Record set:
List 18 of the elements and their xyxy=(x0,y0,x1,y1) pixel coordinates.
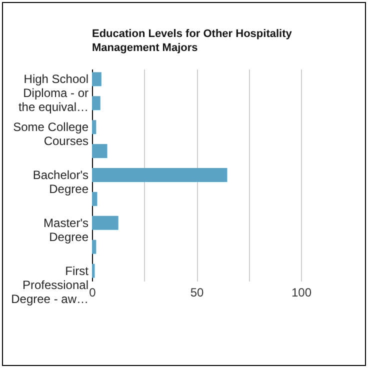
x-tick-label: 50 xyxy=(190,286,204,300)
bar xyxy=(92,192,98,206)
y-tick-label: Bachelor's Degree xyxy=(32,168,89,196)
bar xyxy=(92,240,96,254)
y-tick-label: First Professional Degree - aw… xyxy=(11,264,90,306)
bar xyxy=(92,144,108,158)
bar xyxy=(92,96,100,110)
x-tick-label: 100 xyxy=(291,286,312,300)
bar xyxy=(92,168,228,182)
y-tick-label: Master's Degree xyxy=(44,216,89,244)
y-tick-label: Some College Courses xyxy=(13,120,89,148)
bar xyxy=(92,72,102,86)
bar xyxy=(92,216,118,230)
bar xyxy=(92,120,96,134)
y-tick-label: High School Diploma - or the equival… xyxy=(18,72,88,114)
x-tick-label: 0 xyxy=(89,286,96,300)
bar xyxy=(92,264,95,278)
chart-title: Education Levels for Other Hospitality Management Majors xyxy=(92,28,293,54)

Short exercise: Transcribe every line of the data above word for word, but leave out the picture.

Solution to this problem:
List 18 of the elements and their xyxy=(x0,y0,x1,y1) pixel coordinates.
x-tick-label: 50 xyxy=(190,286,204,300)
bar xyxy=(92,192,98,206)
y-tick-label: Bachelor's Degree xyxy=(32,168,89,196)
bar xyxy=(92,240,96,254)
y-tick-label: First Professional Degree - aw… xyxy=(11,264,90,306)
bar xyxy=(92,144,108,158)
bar xyxy=(92,96,100,110)
x-tick-label: 100 xyxy=(291,286,312,300)
bar xyxy=(92,168,228,182)
y-tick-label: Master's Degree xyxy=(44,216,89,244)
y-tick-label: Some College Courses xyxy=(13,120,89,148)
bar xyxy=(92,72,102,86)
bar xyxy=(92,216,118,230)
bar xyxy=(92,120,96,134)
y-tick-label: High School Diploma - or the equival… xyxy=(18,72,88,114)
x-tick-label: 0 xyxy=(89,286,96,300)
bar xyxy=(92,264,95,278)
chart-title: Education Levels for Other Hospitality Management Majors xyxy=(92,28,293,54)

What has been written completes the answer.